[Records from a collection]

• • • • • • •

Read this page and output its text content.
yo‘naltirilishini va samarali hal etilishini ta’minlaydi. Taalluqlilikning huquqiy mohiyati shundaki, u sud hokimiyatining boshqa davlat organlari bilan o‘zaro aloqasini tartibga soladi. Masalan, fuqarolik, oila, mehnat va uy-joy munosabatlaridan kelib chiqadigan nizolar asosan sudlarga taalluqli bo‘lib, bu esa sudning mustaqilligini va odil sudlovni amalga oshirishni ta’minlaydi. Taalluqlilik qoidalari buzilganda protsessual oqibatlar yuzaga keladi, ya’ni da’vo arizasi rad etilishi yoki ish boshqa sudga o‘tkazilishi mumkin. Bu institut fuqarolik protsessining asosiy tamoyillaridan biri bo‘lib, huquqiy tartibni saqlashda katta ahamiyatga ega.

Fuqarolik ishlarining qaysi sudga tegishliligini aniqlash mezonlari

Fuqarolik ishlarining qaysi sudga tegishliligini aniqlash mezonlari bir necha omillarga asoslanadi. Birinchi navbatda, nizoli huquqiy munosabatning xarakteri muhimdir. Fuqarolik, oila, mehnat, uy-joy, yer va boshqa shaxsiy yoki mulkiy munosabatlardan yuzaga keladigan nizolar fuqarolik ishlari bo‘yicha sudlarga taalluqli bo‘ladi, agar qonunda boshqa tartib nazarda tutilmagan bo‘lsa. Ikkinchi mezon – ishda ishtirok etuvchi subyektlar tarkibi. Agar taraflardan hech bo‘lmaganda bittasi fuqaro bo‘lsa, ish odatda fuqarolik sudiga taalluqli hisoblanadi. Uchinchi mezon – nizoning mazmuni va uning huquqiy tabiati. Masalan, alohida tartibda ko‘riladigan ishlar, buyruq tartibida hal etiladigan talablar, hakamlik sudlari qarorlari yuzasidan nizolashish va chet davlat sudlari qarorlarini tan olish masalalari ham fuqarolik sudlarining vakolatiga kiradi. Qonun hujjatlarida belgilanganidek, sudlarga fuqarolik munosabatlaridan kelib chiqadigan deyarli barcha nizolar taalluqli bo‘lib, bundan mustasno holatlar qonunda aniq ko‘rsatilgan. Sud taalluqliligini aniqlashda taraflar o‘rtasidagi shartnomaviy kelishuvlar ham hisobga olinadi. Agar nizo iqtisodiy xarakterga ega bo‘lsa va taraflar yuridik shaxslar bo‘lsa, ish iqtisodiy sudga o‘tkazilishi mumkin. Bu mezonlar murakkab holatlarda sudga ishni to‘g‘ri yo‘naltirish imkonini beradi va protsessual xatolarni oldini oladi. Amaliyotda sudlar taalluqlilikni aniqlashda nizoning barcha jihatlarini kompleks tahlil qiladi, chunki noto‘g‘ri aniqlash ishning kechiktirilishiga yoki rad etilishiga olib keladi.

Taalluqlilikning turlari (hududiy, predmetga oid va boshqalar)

• • • • • • •

TASK: Using the data above, reproduce every line exactly.

EXERCISE OUTPUT:
Read this page and output its text content.
yo‘naltirilishini va samarali hal etilishini ta’minlaydi. Taalluqlilikning huquqiy mohiyati shundaki, u sud hokimiyatining boshqa davlat organlari bilan o‘zaro aloqasini tartibga soladi. Masalan, fuqarolik, oila, mehnat va uy-joy munosabatlaridan kelib chiqadigan nizolar asosan sudlarga taalluqli bo‘lib, bu esa sudning mustaqilligini va odil sudlovni amalga oshirishni ta’minlaydi. Taalluqlilik qoidalari buzilganda protsessual oqibatlar yuzaga keladi, ya’ni da’vo arizasi rad etilishi yoki ish boshqa sudga o‘tkazilishi mumkin. Bu institut fuqarolik protsessining asosiy tamoyillaridan biri bo‘lib, huquqiy tartibni saqlashda katta ahamiyatga ega.

Fuqarolik ishlarining qaysi sudga tegishliligini aniqlash mezonlari

Fuqarolik ishlarining qaysi sudga tegishliligini aniqlash mezonlari bir necha omillarga asoslanadi. Birinchi navbatda, nizoli huquqiy munosabatning xarakteri muhimdir. Fuqarolik, oila, mehnat, uy-joy, yer va boshqa shaxsiy yoki mulkiy munosabatlardan yuzaga keladigan nizolar fuqarolik ishlari bo‘yicha sudlarga taalluqli bo‘ladi, agar qonunda boshqa tartib nazarda tutilmagan bo‘lsa. Ikkinchi mezon – ishda ishtirok etuvchi subyektlar tarkibi. Agar taraflardan hech bo‘lmaganda bittasi fuqaro bo‘lsa, ish odatda fuqarolik sudiga taalluqli hisoblanadi. Uchinchi mezon – nizoning mazmuni va uning huquqiy tabiati. Masalan, alohida tartibda ko‘riladigan ishlar, buyruq tartibida hal etiladigan talablar, hakamlik sudlari qarorlari yuzasidan nizolashish va chet davlat sudlari qarorlarini tan olish masalalari ham fuqarolik sudlarining vakolatiga kiradi. Qonun hujjatlarida belgilanganidek, sudlarga fuqarolik munosabatlaridan kelib chiqadigan deyarli barcha nizolar taalluqli bo‘lib, bundan mustasno holatlar qonunda aniq ko‘rsatilgan. Sud taalluqliligini aniqlashda taraflar o‘rtasidagi shartnomaviy kelishuvlar ham hisobga olinadi. Agar nizo iqtisodiy xarakterga ega bo‘lsa va taraflar yuridik shaxslar bo‘lsa, ish iqtisodiy sudga o‘tkazilishi mumkin. Bu mezonlar murakkab holatlarda sudga ishni to‘g‘ri yo‘naltirish imkonini beradi va protsessual xatolarni oldini oladi. Amaliyotda sudlar taalluqlilikni aniqlashda nizoning barcha jihatlarini kompleks tahlil qiladi, chunki noto‘g‘ri aniqlash ishning kechiktirilishiga yoki rad etilishiga olib keladi.

Taalluqlilikning turlari (hududiy, predmetga oid va boshqalar)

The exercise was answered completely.